## [Task objective]
Reproduce verbatim the portion of the passage on the LDMS message service that begins at the words "How to handle" and ends after the words "a per-plugin one.".

Message channel (declared in ldms_msg_chan.h, API prefix ldms_msg_chan_): A resilient mechanism that sits on top of the LDMS Message Bus. A message channel manages multiple message buses, reconnects if a peer disconnects, and queues data while the peer is down. See ldms_msg_chan(7).

Checking Whether the Message Service Is Enabled 

Both APIs require the message service to be enabled. Check with ldms_msg_is_enabled() before using either API:

if (!ldms_msg_is_enabled()) {
    /* handle disabled case */
}

How to handle a disabled message service depends on the plugin:

If the plugin requires the message service to function at all, return an error from constructor() to prevent the plugin from loading.
If the plugin has modes that do not use the message service, return an error from config() only when the user configures a mode that requires it.

Plugins must not call ldms_msg_enable() to enable the service themselves. Whether the message service is enabled is an ldmsd instance-level decision, not a per-plugin one.

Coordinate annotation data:
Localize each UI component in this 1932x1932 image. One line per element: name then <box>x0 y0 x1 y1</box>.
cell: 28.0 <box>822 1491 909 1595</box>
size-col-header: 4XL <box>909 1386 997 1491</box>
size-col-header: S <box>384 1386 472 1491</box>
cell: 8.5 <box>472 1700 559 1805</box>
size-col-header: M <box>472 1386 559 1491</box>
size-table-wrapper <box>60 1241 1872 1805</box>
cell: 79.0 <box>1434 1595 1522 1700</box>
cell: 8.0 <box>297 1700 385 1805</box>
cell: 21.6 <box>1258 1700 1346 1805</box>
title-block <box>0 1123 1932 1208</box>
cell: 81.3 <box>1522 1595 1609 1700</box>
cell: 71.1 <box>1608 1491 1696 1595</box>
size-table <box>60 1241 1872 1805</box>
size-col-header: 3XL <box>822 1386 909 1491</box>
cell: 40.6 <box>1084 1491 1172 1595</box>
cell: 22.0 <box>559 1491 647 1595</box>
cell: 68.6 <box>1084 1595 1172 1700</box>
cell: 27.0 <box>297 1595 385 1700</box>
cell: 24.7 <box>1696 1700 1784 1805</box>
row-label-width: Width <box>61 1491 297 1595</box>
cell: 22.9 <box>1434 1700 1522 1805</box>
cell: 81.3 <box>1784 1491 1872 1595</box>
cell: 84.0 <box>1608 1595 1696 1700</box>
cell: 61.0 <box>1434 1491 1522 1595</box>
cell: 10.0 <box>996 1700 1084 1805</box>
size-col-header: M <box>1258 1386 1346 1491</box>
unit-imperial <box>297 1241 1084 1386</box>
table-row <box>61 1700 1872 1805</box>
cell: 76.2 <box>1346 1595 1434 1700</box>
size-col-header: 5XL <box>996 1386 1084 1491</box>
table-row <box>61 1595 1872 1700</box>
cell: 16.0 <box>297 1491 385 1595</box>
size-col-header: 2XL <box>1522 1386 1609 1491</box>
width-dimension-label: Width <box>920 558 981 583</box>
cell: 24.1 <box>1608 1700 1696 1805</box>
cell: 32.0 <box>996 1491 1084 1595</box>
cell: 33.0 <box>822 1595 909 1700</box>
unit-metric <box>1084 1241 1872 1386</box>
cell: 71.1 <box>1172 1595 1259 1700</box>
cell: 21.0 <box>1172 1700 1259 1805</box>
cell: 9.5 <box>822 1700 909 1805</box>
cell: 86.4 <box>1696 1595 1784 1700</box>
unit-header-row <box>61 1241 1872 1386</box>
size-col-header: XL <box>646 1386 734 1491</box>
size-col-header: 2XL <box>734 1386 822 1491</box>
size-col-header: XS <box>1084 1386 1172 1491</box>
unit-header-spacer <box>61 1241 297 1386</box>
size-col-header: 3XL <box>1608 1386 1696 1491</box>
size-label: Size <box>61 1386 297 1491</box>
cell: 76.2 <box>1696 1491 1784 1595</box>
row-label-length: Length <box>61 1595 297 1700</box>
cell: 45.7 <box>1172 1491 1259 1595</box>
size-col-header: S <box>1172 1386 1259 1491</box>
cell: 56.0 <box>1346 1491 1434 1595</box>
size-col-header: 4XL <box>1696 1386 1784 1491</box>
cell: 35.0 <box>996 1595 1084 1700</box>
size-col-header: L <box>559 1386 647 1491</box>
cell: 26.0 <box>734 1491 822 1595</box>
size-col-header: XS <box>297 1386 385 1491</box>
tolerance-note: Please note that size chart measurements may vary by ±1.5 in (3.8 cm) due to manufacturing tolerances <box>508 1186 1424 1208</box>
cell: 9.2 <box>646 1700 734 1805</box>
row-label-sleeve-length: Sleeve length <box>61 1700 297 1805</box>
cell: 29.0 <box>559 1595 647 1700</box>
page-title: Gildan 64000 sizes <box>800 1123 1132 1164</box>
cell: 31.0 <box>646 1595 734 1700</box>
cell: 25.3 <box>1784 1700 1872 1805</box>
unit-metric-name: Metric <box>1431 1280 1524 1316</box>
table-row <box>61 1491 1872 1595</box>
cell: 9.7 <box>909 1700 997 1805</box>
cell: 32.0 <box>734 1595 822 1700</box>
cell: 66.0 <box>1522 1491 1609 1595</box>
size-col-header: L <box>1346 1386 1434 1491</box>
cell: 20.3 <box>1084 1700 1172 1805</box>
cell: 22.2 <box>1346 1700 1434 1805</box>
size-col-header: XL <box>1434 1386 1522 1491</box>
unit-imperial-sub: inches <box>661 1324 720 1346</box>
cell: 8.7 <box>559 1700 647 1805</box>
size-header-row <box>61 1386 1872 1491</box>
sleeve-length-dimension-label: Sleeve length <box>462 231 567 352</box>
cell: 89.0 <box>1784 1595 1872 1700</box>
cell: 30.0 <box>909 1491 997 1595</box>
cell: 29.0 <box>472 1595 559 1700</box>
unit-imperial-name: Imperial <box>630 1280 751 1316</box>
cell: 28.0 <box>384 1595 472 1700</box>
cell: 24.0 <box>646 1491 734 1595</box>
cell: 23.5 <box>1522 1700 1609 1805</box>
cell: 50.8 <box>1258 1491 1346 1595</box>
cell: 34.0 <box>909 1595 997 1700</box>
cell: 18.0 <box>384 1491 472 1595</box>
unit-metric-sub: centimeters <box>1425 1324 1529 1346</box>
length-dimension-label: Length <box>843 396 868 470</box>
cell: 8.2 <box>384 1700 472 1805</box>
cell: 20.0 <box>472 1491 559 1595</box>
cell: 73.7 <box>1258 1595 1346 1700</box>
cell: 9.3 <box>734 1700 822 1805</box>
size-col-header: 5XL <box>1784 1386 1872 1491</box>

## [Solution below]
How to handle a disabled message service depends on the plugin:

If the plugin requires the message service to function at all, return an error from constructor() to prevent the plugin from loading.
If the plugin has modes that do not use the message service, return an error from config() only when the user configures a mode that requires it.

Plugins must not call ldms_msg_enable() to enable the service themselves. Whether the message service is enabled is an ldmsd instance-level decision, not a per-plugin one.